> [EXTRACTED ENTRIES]
═══

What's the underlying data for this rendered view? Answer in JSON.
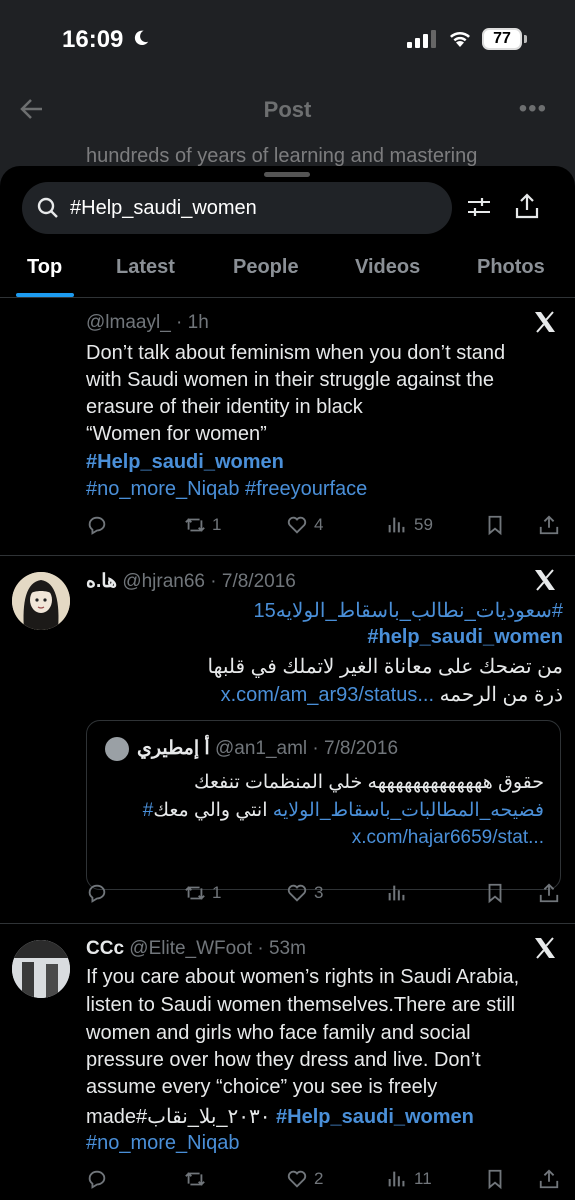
{
  "status_bar": {
    "time": "16:09",
    "battery": "77"
  },
  "background": {
    "title": "Post",
    "peek_text": "hundreds of years of learning and mastering"
  },
  "search": {
    "query": "#Help_saudi_women"
  },
  "tabs": [
    "Top",
    "Latest",
    "People",
    "Videos",
    "Photos"
  ],
  "tweets": [
    {
      "name": "",
      "handle": "@lmaayl_",
      "time": "1h",
      "lines": [
        "Don’t talk about feminism when you don’t stand",
        "with Saudi women in their struggle against the",
        "erasure of their identity in black",
        "“Women for women”"
      ],
      "hashtag_main": "#Help_saudi_women",
      "hashtags": "#no_more_Niqab #freeyourface",
      "replies": "",
      "reposts": "1",
      "likes": "4",
      "views": "59"
    },
    {
      "name": "ها.ه",
      "handle": "@hjran66",
      "time": "7/8/2016",
      "hashtag_line1": "#سعوديات_نطالب_باسقاط_الولايه15",
      "hashtag_line2": "#help_saudi_women",
      "text_line": "من تضحك على معاناة الغير لاتملك في قلبها",
      "text_line2": "ذرة من الرحمه",
      "link": "x.com/am_ar93/status...",
      "quote": {
        "name": "أ إمطيري",
        "handle": "@an1_aml",
        "time": "7/8/2016",
        "line1": "حقوق هههههههههههههه خلي المنظمات تنفعك",
        "line2_text": "انتي والي معك",
        "line2_tag": "#فضيحه_المطالبات_باسقاط_الولايه",
        "link": "x.com/hajar6659/stat..."
      },
      "replies": "",
      "reposts": "1",
      "likes": "3",
      "views": ""
    },
    {
      "name": "CCc",
      "handle": "@Elite_WFoot",
      "time": "53m",
      "lines": [
        "If you care about women’s rights in Saudi Arabia,",
        "listen to Saudi women themselves.There are still",
        "women and girls who face family and social",
        "pressure over how they dress and live. Don’t",
        "assume every “choice” you see is freely"
      ],
      "last_line_start": "made#٢٠٣٠_بلا_نقاب",
      "last_line_tag": "#Help_saudi_women",
      "hashtags": "#no_more_Niqab",
      "replies": "",
      "reposts": "",
      "likes": "2",
      "views": "11"
    }
  ]
}
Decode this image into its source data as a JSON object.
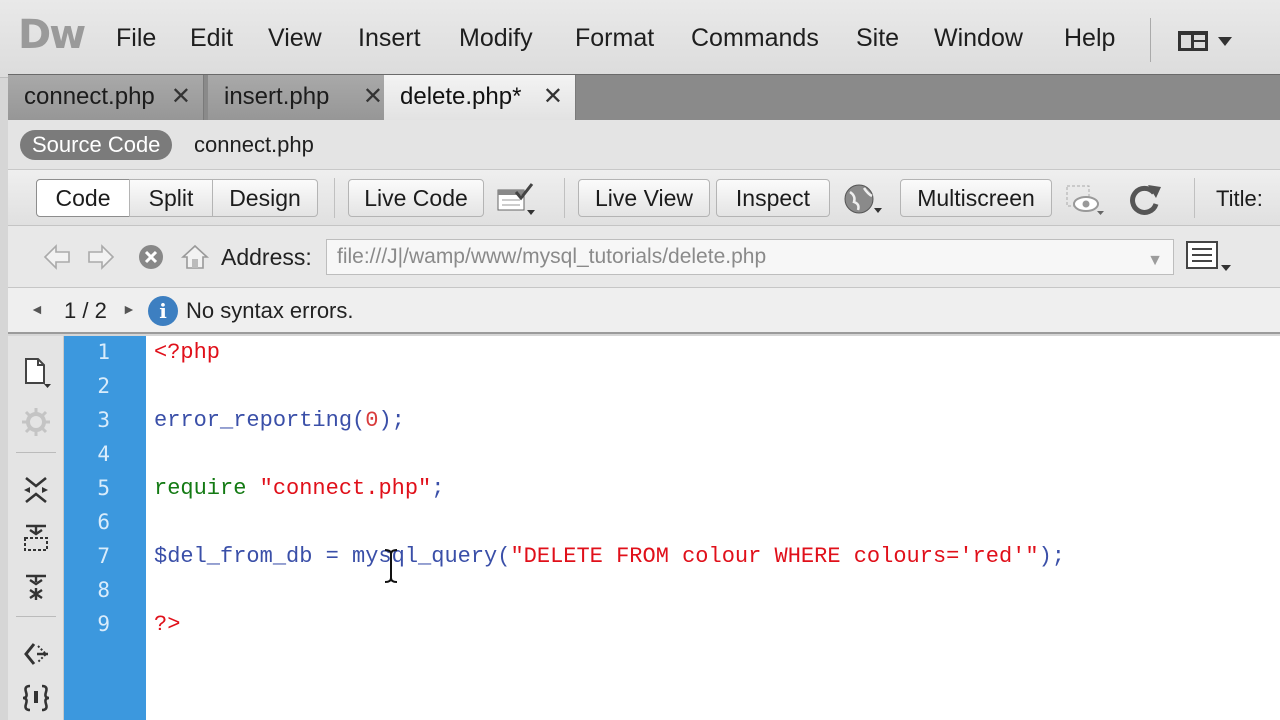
{
  "app": {
    "logo": "Dw"
  },
  "menu": [
    "File",
    "Edit",
    "View",
    "Insert",
    "Modify",
    "Format",
    "Commands",
    "Site",
    "Window",
    "Help"
  ],
  "tabs": [
    {
      "label": "connect.php",
      "active": false
    },
    {
      "label": "insert.php",
      "active": false
    },
    {
      "label": "delete.php*",
      "active": true
    }
  ],
  "related_files": {
    "source": "Source Code",
    "file": "connect.php"
  },
  "document_toolbar": {
    "code": "Code",
    "split": "Split",
    "design": "Design",
    "live_code": "Live Code",
    "live_view": "Live View",
    "inspect": "Inspect",
    "multiscreen": "Multiscreen",
    "title_label": "Title:"
  },
  "browser_nav": {
    "address_label": "Address:",
    "address_value": "file:///J|/wamp/www/mysql_tutorials/delete.php"
  },
  "status": {
    "count": "1 / 2",
    "message": "No syntax errors."
  },
  "editor": {
    "line_numbers": [
      "1",
      "2",
      "3",
      "4",
      "5",
      "6",
      "7",
      "8",
      "9"
    ],
    "lines": [
      [
        {
          "t": "<?php",
          "c": "red"
        }
      ],
      [],
      [
        {
          "t": "error_reporting(",
          "c": "blue"
        },
        {
          "t": "0",
          "c": "num"
        },
        {
          "t": ");",
          "c": "blue"
        }
      ],
      [],
      [
        {
          "t": "require ",
          "c": "green"
        },
        {
          "t": "\"connect.php\"",
          "c": "red"
        },
        {
          "t": ";",
          "c": "blue"
        }
      ],
      [],
      [
        {
          "t": "$del_from_db = mysql_query(",
          "c": "blue"
        },
        {
          "t": "\"DELETE FROM colour WHERE colours='red'\"",
          "c": "red"
        },
        {
          "t": ");",
          "c": "blue"
        }
      ],
      [],
      [
        {
          "t": "?>",
          "c": "red"
        }
      ]
    ]
  },
  "colors": {
    "gutter": "#3c98de",
    "php_tag": "#e0101a",
    "function": "#3a4fa8",
    "keyword": "#137a13"
  }
}
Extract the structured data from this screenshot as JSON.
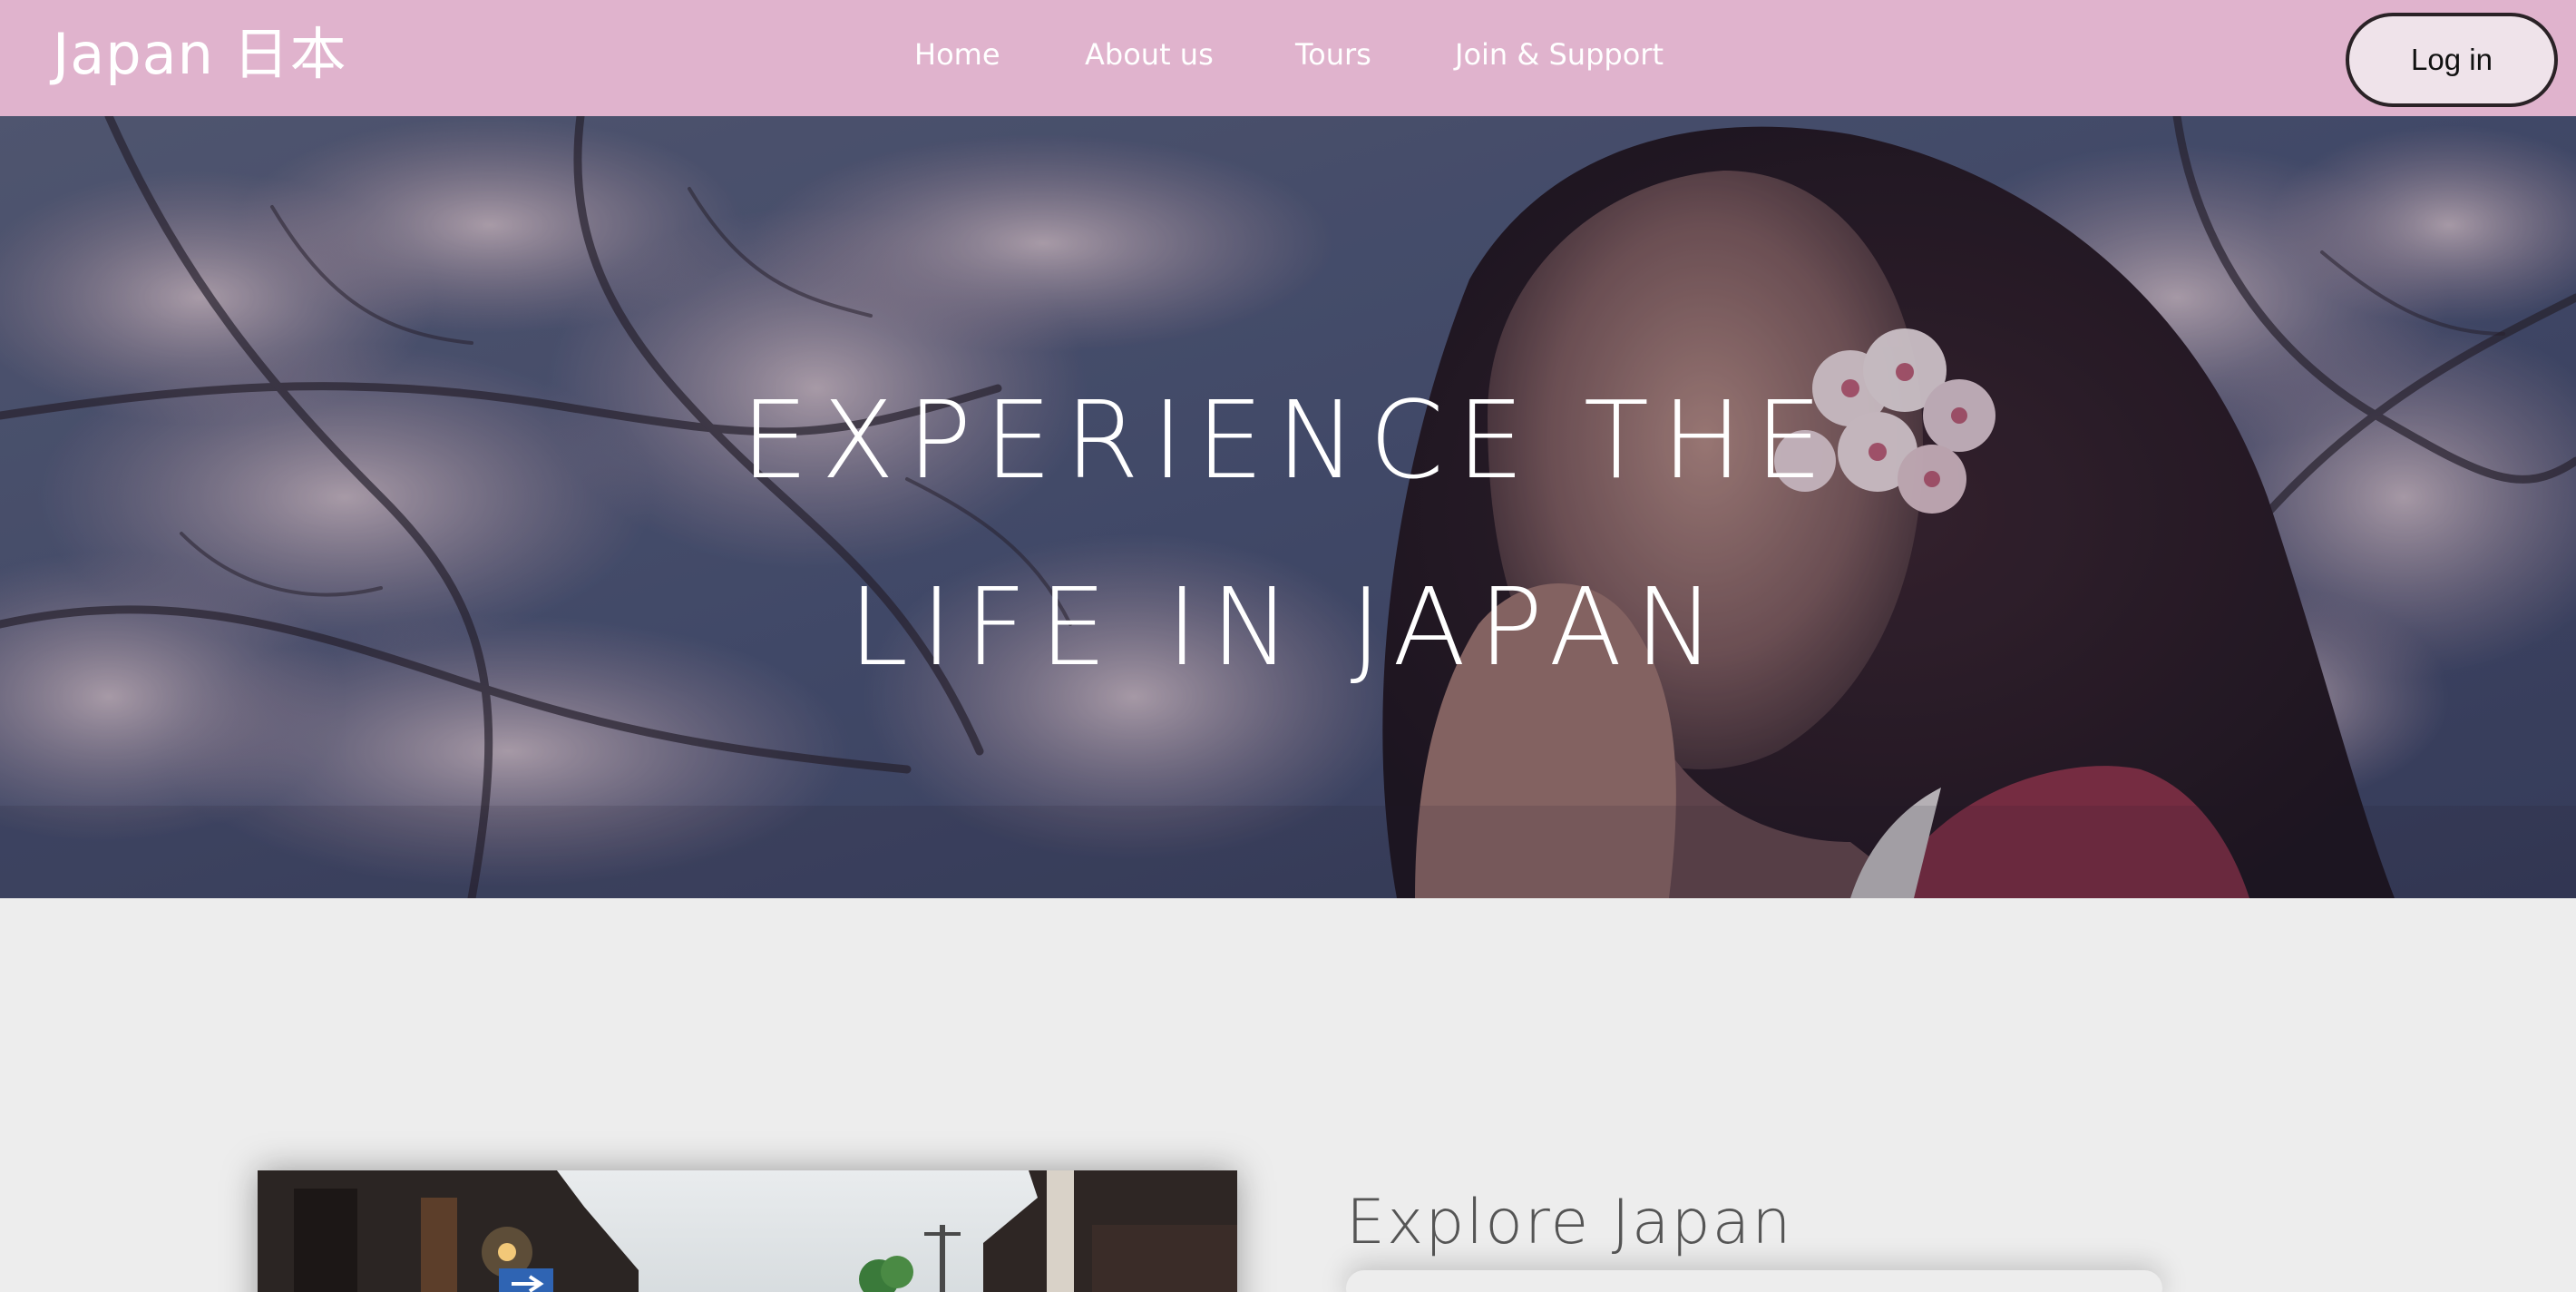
{
  "navbar": {
    "brand": "Japan 日本",
    "links": [
      {
        "label": "Home"
      },
      {
        "label": "About us"
      },
      {
        "label": "Tours"
      },
      {
        "label": "Join & Support"
      }
    ],
    "login_label": "Log in",
    "background_color": "#e0b3cd"
  },
  "hero": {
    "title_line1": "EXPERIENCE THE",
    "title_line2": "LIFE IN JAPAN"
  },
  "explore": {
    "heading": "Explore Japan"
  }
}
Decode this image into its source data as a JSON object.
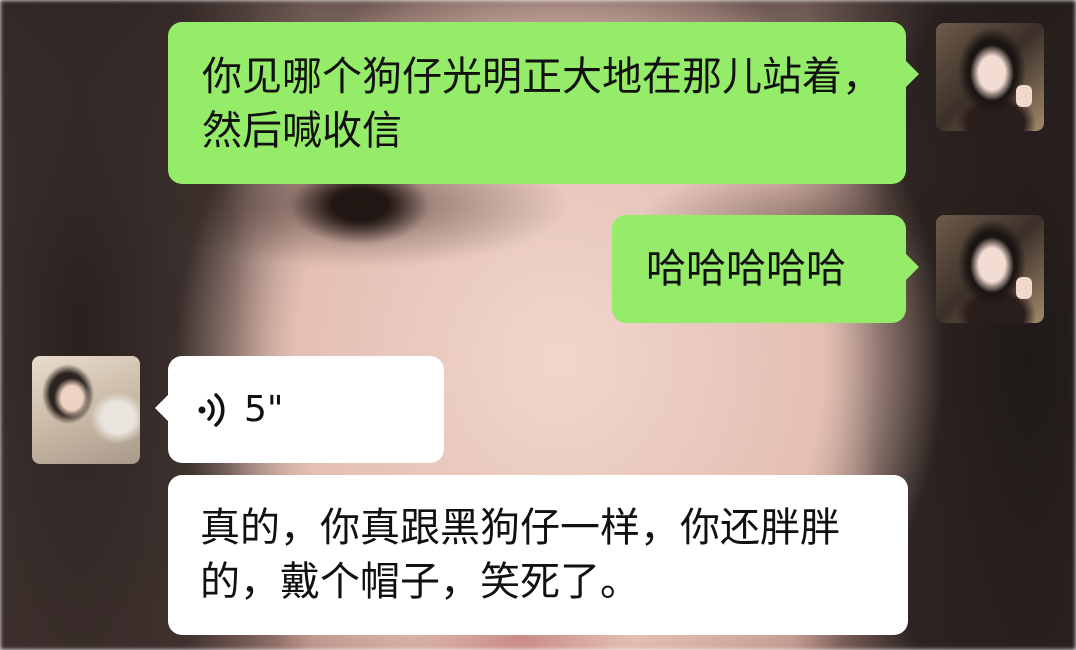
{
  "messages": {
    "m1": {
      "sender": "me",
      "text": "你见哪个狗仔光明正大地在那儿站着，然后喊收信"
    },
    "m2": {
      "sender": "me",
      "text": "哈哈哈哈哈"
    },
    "m3": {
      "sender": "other",
      "type": "voice",
      "duration": "5\""
    },
    "m4": {
      "sender": "other",
      "text": "真的，你真跟黑狗仔一样，你还胖胖的，戴个帽子，笑死了。"
    }
  },
  "colors": {
    "outgoing_bubble": "#95ec69",
    "incoming_bubble": "#ffffff",
    "text": "#111111"
  },
  "icons": {
    "voice": "voice-wave-icon"
  }
}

═══

What you return should match the records above word for word, minus the pictures.

> [EXERCISE ANSWER]
What's the underlying data for this rendered view? Answer in JSON.
{
  "status_bar": {
    "time": "16:09",
    "battery": "77"
  },
  "background": {
    "title": "Post",
    "peek_text": "hundreds of years of learning and mastering"
  },
  "search": {
    "query": "#Help_saudi_women"
  },
  "tabs": [
    "Top",
    "Latest",
    "People",
    "Videos",
    "Photos"
  ],
  "tweets": [
    {
      "name": "",
      "handle": "@lmaayl_",
      "time": "1h",
      "lines": [
        "Don’t talk about feminism when you don’t stand",
        "with Saudi women in their struggle against the",
        "erasure of their identity in black",
        "“Women for women”"
      ],
      "hashtag_main": "#Help_saudi_women",
      "hashtags": "#no_more_Niqab #freeyourface",
      "replies": "",
      "reposts": "1",
      "likes": "4",
      "views": "59"
    },
    {
      "name": "ها.ه",
      "handle": "@hjran66",
      "time": "7/8/2016",
      "hashtag_line1": "#سعوديات_نطالب_باسقاط_الولايه15",
      "hashtag_line2": "#help_saudi_women",
      "text_line": "من تضحك على معاناة الغير لاتملك في قلبها",
      "text_line2": "ذرة من الرحمه",
      "link": "x.com/am_ar93/status...",
      "quote": {
        "name": "أ إمطيري",
        "handle": "@an1_aml",
        "time": "7/8/2016",
        "line1": "حقوق هههههههههههههه خلي المنظمات تنفعك",
        "line2_text": "انتي والي معك",
        "line2_tag": "#فضيحه_المطالبات_باسقاط_الولايه",
        "link": "x.com/hajar6659/stat..."
      },
      "replies": "",
      "reposts": "1",
      "likes": "3",
      "views": ""
    },
    {
      "name": "CCc",
      "handle": "@Elite_WFoot",
      "time": "53m",
      "lines": [
        "If you care about women’s rights in Saudi Arabia,",
        "listen to Saudi women themselves.There are still",
        "women and girls who face family and social",
        "pressure over how they dress and live. Don’t",
        "assume every “choice” you see is freely"
      ],
      "last_line_start": "made#٢٠٣٠_بلا_نقاب",
      "last_line_tag": "#Help_saudi_women",
      "hashtags": "#no_more_Niqab",
      "replies": "",
      "reposts": "",
      "likes": "2",
      "views": "11"
    }
  ]
}
Decode this image into its source data as a JSON object.
{
  "app": {
    "logo": "Dw"
  },
  "menu": [
    "File",
    "Edit",
    "View",
    "Insert",
    "Modify",
    "Format",
    "Commands",
    "Site",
    "Window",
    "Help"
  ],
  "tabs": [
    {
      "label": "connect.php",
      "active": false
    },
    {
      "label": "insert.php",
      "active": false
    },
    {
      "label": "delete.php*",
      "active": true
    }
  ],
  "related_files": {
    "source": "Source Code",
    "file": "connect.php"
  },
  "document_toolbar": {
    "code": "Code",
    "split": "Split",
    "design": "Design",
    "live_code": "Live Code",
    "live_view": "Live View",
    "inspect": "Inspect",
    "multiscreen": "Multiscreen",
    "title_label": "Title:"
  },
  "browser_nav": {
    "address_label": "Address:",
    "address_value": "file:///J|/wamp/www/mysql_tutorials/delete.php"
  },
  "status": {
    "count": "1 / 2",
    "message": "No syntax errors."
  },
  "editor": {
    "line_numbers": [
      "1",
      "2",
      "3",
      "4",
      "5",
      "6",
      "7",
      "8",
      "9"
    ],
    "lines": [
      [
        {
          "t": "<?php",
          "c": "red"
        }
      ],
      [],
      [
        {
          "t": "error_reporting(",
          "c": "blue"
        },
        {
          "t": "0",
          "c": "num"
        },
        {
          "t": ");",
          "c": "blue"
        }
      ],
      [],
      [
        {
          "t": "require ",
          "c": "green"
        },
        {
          "t": "\"connect.php\"",
          "c": "red"
        },
        {
          "t": ";",
          "c": "blue"
        }
      ],
      [],
      [
        {
          "t": "$del_from_db = mysql_query(",
          "c": "blue"
        },
        {
          "t": "\"DELETE FROM colour WHERE colours='red'\"",
          "c": "red"
        },
        {
          "t": ");",
          "c": "blue"
        }
      ],
      [],
      [
        {
          "t": "?>",
          "c": "red"
        }
      ]
    ]
  },
  "colors": {
    "gutter": "#3c98de",
    "php_tag": "#e0101a",
    "function": "#3a4fa8",
    "keyword": "#137a13"
  }
}
Extract the structured data from this screenshot as JSON.
{
  "navbar": {
    "brand": "Japan 日本",
    "links": [
      {
        "label": "Home"
      },
      {
        "label": "About us"
      },
      {
        "label": "Tours"
      },
      {
        "label": "Join & Support"
      }
    ],
    "login_label": "Log in",
    "background_color": "#e0b3cd"
  },
  "hero": {
    "title_line1": "EXPERIENCE THE",
    "title_line2": "LIFE IN JAPAN"
  },
  "explore": {
    "heading": "Explore Japan"
  }
}
Decode this image into its source data as a JSON object.
{
  "messages": {
    "m1": {
      "sender": "me",
      "text": "你见哪个狗仔光明正大地在那儿站着，然后喊收信"
    },
    "m2": {
      "sender": "me",
      "text": "哈哈哈哈哈"
    },
    "m3": {
      "sender": "other",
      "type": "voice",
      "duration": "5\""
    },
    "m4": {
      "sender": "other",
      "text": "真的，你真跟黑狗仔一样，你还胖胖的，戴个帽子，笑死了。"
    }
  },
  "colors": {
    "outgoing_bubble": "#95ec69",
    "incoming_bubble": "#ffffff",
    "text": "#111111"
  },
  "icons": {
    "voice": "voice-wave-icon"
  }
}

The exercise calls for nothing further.